(Data entries)
## Start
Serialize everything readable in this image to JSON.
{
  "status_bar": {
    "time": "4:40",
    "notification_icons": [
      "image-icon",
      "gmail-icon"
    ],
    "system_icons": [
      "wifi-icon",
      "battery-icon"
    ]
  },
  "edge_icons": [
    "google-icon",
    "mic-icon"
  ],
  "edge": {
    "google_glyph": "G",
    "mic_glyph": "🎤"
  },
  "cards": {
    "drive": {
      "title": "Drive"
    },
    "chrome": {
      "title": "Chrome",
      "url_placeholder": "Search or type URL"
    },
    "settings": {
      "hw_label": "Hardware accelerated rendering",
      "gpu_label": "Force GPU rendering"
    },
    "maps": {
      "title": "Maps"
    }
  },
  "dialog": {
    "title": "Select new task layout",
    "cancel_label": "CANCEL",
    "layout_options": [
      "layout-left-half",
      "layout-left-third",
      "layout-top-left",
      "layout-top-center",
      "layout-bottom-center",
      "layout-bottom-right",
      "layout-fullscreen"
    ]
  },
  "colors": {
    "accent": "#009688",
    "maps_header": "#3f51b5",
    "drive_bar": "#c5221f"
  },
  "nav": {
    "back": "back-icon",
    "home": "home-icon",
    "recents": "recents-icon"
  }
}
## End
_What you need to do_:
Once more, set down the full listing, verbatim.

_Task response_:
Serialize everything readable in this image to JSON.
{
  "status_bar": {
    "time": "4:40",
    "notification_icons": [
      "image-icon",
      "gmail-icon"
    ],
    "system_icons": [
      "wifi-icon",
      "battery-icon"
    ]
  },
  "edge_icons": [
    "google-icon",
    "mic-icon"
  ],
  "edge": {
    "google_glyph": "G",
    "mic_glyph": "🎤"
  },
  "cards": {
    "drive": {
      "title": "Drive"
    },
    "chrome": {
      "title": "Chrome",
      "url_placeholder": "Search or type URL"
    },
    "settings": {
      "hw_label": "Hardware accelerated rendering",
      "gpu_label": "Force GPU rendering"
    },
    "maps": {
      "title": "Maps"
    }
  },
  "dialog": {
    "title": "Select new task layout",
    "cancel_label": "CANCEL",
    "layout_options": [
      "layout-left-half",
      "layout-left-third",
      "layout-top-left",
      "layout-top-center",
      "layout-bottom-center",
      "layout-bottom-right",
      "layout-fullscreen"
    ]
  },
  "colors": {
    "accent": "#009688",
    "maps_header": "#3f51b5",
    "drive_bar": "#c5221f"
  },
  "nav": {
    "back": "back-icon",
    "home": "home-icon",
    "recents": "recents-icon"
  }
}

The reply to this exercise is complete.